# TO DO
The records below must be retyped exactly.
== == ==
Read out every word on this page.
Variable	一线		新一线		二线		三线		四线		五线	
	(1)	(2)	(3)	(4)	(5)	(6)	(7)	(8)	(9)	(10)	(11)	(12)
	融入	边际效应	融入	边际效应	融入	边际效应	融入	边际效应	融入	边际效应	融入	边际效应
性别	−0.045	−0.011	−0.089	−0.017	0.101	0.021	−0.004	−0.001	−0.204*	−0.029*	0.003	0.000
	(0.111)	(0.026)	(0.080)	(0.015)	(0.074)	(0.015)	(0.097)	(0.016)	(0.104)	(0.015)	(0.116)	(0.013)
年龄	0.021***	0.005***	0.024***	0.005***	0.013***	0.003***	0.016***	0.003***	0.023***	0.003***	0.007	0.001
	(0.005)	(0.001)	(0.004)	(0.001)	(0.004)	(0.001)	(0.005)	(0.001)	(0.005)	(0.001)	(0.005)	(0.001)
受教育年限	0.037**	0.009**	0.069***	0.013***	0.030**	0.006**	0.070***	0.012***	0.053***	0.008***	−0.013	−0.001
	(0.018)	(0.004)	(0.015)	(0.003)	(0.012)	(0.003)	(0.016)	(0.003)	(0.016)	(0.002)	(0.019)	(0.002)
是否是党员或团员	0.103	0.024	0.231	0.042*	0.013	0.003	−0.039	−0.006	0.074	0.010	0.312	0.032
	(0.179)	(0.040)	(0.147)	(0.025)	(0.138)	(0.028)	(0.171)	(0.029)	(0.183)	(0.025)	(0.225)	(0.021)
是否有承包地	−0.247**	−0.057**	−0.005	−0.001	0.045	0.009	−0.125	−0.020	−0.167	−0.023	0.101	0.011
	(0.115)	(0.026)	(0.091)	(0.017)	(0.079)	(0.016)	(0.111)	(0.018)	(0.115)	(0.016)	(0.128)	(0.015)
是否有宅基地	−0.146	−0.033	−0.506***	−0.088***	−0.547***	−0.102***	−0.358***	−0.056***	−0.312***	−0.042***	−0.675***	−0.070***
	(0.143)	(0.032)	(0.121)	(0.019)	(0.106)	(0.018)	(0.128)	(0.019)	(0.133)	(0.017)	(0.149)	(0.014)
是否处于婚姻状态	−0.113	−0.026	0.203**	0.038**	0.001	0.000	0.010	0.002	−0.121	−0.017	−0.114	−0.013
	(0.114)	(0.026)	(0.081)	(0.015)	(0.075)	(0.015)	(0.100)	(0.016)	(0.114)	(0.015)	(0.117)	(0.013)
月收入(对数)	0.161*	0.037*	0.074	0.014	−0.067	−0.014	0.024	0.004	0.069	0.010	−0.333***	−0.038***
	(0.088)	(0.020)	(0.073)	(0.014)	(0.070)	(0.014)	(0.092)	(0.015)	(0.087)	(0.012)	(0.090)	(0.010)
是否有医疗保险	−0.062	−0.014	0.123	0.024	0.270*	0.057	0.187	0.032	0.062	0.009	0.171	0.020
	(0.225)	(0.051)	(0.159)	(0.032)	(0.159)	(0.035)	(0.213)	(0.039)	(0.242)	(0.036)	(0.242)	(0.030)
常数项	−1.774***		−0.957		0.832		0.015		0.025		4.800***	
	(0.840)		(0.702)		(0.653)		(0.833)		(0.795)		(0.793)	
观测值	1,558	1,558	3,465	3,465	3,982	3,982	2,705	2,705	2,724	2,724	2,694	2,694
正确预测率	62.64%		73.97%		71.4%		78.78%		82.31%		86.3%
== == ==
# ANSWER
Read out every word on this page.
Variable	一线		新一线		二线		三线		四线		五线	
	(1)	(2)	(3)	(4)	(5)	(6)	(7)	(8)	(9)	(10)	(11)	(12)
	融入	边际效应	融入	边际效应	融入	边际效应	融入	边际效应	融入	边际效应	融入	边际效应
性别	−0.045	−0.011	−0.089	−0.017	0.101	0.021	−0.004	−0.001	−0.204*	−0.029*	0.003	0.000
	(0.111)	(0.026)	(0.080)	(0.015)	(0.074)	(0.015)	(0.097)	(0.016)	(0.104)	(0.015)	(0.116)	(0.013)
年龄	0.021***	0.005***	0.024***	0.005***	0.013***	0.003***	0.016***	0.003***	0.023***	0.003***	0.007	0.001
	(0.005)	(0.001)	(0.004)	(0.001)	(0.004)	(0.001)	(0.005)	(0.001)	(0.005)	(0.001)	(0.005)	(0.001)
受教育年限	0.037**	0.009**	0.069***	0.013***	0.030**	0.006**	0.070***	0.012***	0.053***	0.008***	−0.013	−0.001
	(0.018)	(0.004)	(0.015)	(0.003)	(0.012)	(0.003)	(0.016)	(0.003)	(0.016)	(0.002)	(0.019)	(0.002)
是否是党员或团员	0.103	0.024	0.231	0.042*	0.013	0.003	−0.039	−0.006	0.074	0.010	0.312	0.032
	(0.179)	(0.040)	(0.147)	(0.025)	(0.138)	(0.028)	(0.171)	(0.029)	(0.183)	(0.025)	(0.225)	(0.021)
是否有承包地	−0.247**	−0.057**	−0.005	−0.001	0.045	0.009	−0.125	−0.020	−0.167	−0.023	0.101	0.011
	(0.115)	(0.026)	(0.091)	(0.017)	(0.079)	(0.016)	(0.111)	(0.018)	(0.115)	(0.016)	(0.128)	(0.015)
是否有宅基地	−0.146	−0.033	−0.506***	−0.088***	−0.547***	−0.102***	−0.358***	−0.056***	−0.312***	−0.042***	−0.675***	−0.070***
	(0.143)	(0.032)	(0.121)	(0.019)	(0.106)	(0.018)	(0.128)	(0.019)	(0.133)	(0.017)	(0.149)	(0.014)
是否处于婚姻状态	−0.113	−0.026	0.203**	0.038**	0.001	0.000	0.010	0.002	−0.121	−0.017	−0.114	−0.013
	(0.114)	(0.026)	(0.081)	(0.015)	(0.075)	(0.015)	(0.100)	(0.016)	(0.114)	(0.015)	(0.117)	(0.013)
月收入(对数)	0.161*	0.037*	0.074	0.014	−0.067	−0.014	0.024	0.004	0.069	0.010	−0.333***	−0.038***
	(0.088)	(0.020)	(0.073)	(0.014)	(0.070)	(0.014)	(0.092)	(0.015)	(0.087)	(0.012)	(0.090)	(0.010)
是否有医疗保险	−0.062	−0.014	0.123	0.024	0.270*	0.057	0.187	0.032	0.062	0.009	0.171	0.020
	(0.225)	(0.051)	(0.159)	(0.032)	(0.159)	(0.035)	(0.213)	(0.039)	(0.242)	(0.036)	(0.242)	(0.030)
常数项	−1.774***		−0.957		0.832		0.015		0.025		4.800***	
	(0.840)		(0.702)		(0.653)		(0.833)		(0.795)		(0.793)	
观测值	1,558	1,558	3,465	3,465	3,982	3,982	2,705	2,705	2,724	2,724	2,694	2,694
正确预测率	62.64%		73.97%		71.4%		78.78%		82.31%		86.3%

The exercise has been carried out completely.